_What needs to be done_:
Without the pictures, return all of the material exactly as written.

------------------------------------------------------------------------

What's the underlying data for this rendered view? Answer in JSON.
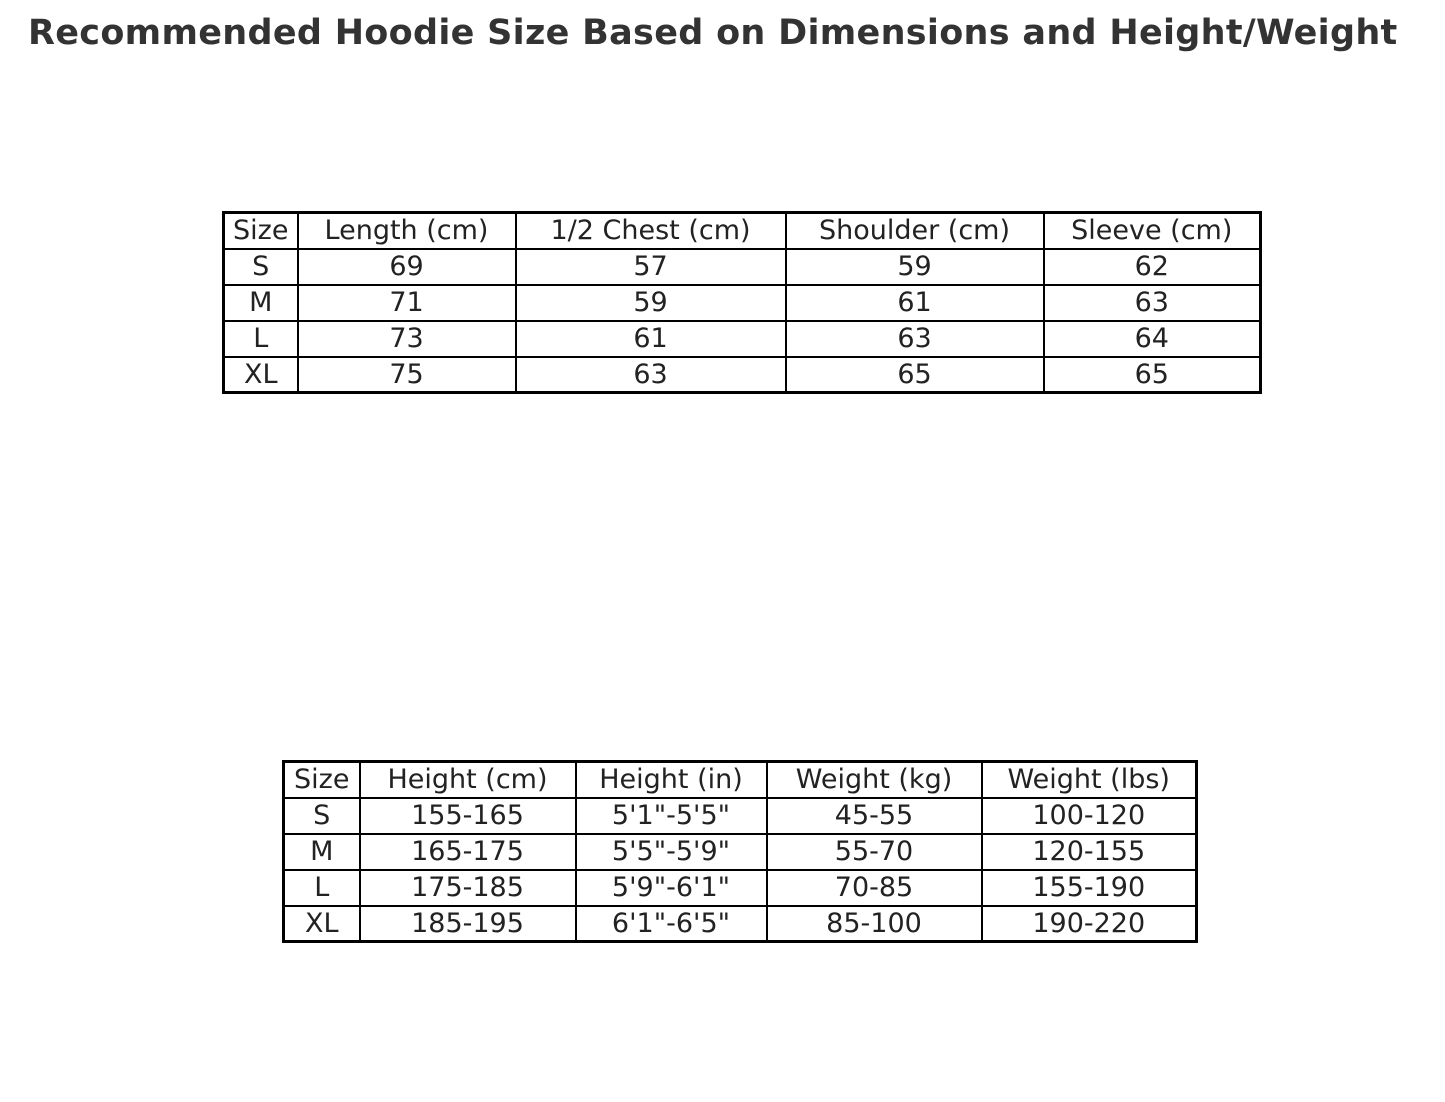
{
  "title": "Recommended Hoodie Size Based on Dimensions and Height/Weight",
  "colors": {
    "text": "#222222",
    "title": "#333333",
    "border": "#000000",
    "background": "#ffffff"
  },
  "chart_data": [
    {
      "type": "table",
      "name": "hoodie-dimensions",
      "columns": [
        "Size",
        "Length (cm)",
        "1/2 Chest (cm)",
        "Shoulder (cm)",
        "Sleeve (cm)"
      ],
      "rows": [
        [
          "S",
          "69",
          "57",
          "59",
          "62"
        ],
        [
          "M",
          "71",
          "59",
          "61",
          "63"
        ],
        [
          "L",
          "73",
          "61",
          "63",
          "64"
        ],
        [
          "XL",
          "75",
          "63",
          "65",
          "65"
        ]
      ]
    },
    {
      "type": "table",
      "name": "height-weight-recommendation",
      "columns": [
        "Size",
        "Height (cm)",
        "Height (in)",
        "Weight (kg)",
        "Weight (lbs)"
      ],
      "rows": [
        [
          "S",
          "155-165",
          "5'1\"-5'5\"",
          "45-55",
          "100-120"
        ],
        [
          "M",
          "165-175",
          "5'5\"-5'9\"",
          "55-70",
          "120-155"
        ],
        [
          "L",
          "175-185",
          "5'9\"-6'1\"",
          "70-85",
          "155-190"
        ],
        [
          "XL",
          "185-195",
          "6'1\"-6'5\"",
          "85-100",
          "190-220"
        ]
      ]
    }
  ]
}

------------------------------------------------------------------------

_Answer to this exercise_:
What's the underlying data for this rendered view? Answer in JSON.
{
  "title": "Recommended Hoodie Size Based on Dimensions and Height/Weight",
  "colors": {
    "text": "#222222",
    "title": "#333333",
    "border": "#000000",
    "background": "#ffffff"
  },
  "chart_data": [
    {
      "type": "table",
      "name": "hoodie-dimensions",
      "columns": [
        "Size",
        "Length (cm)",
        "1/2 Chest (cm)",
        "Shoulder (cm)",
        "Sleeve (cm)"
      ],
      "rows": [
        [
          "S",
          "69",
          "57",
          "59",
          "62"
        ],
        [
          "M",
          "71",
          "59",
          "61",
          "63"
        ],
        [
          "L",
          "73",
          "61",
          "63",
          "64"
        ],
        [
          "XL",
          "75",
          "63",
          "65",
          "65"
        ]
      ]
    },
    {
      "type": "table",
      "name": "height-weight-recommendation",
      "columns": [
        "Size",
        "Height (cm)",
        "Height (in)",
        "Weight (kg)",
        "Weight (lbs)"
      ],
      "rows": [
        [
          "S",
          "155-165",
          "5'1\"-5'5\"",
          "45-55",
          "100-120"
        ],
        [
          "M",
          "165-175",
          "5'5\"-5'9\"",
          "55-70",
          "120-155"
        ],
        [
          "L",
          "175-185",
          "5'9\"-6'1\"",
          "70-85",
          "155-190"
        ],
        [
          "XL",
          "185-195",
          "6'1\"-6'5\"",
          "85-100",
          "190-220"
        ]
      ]
    }
  ]
}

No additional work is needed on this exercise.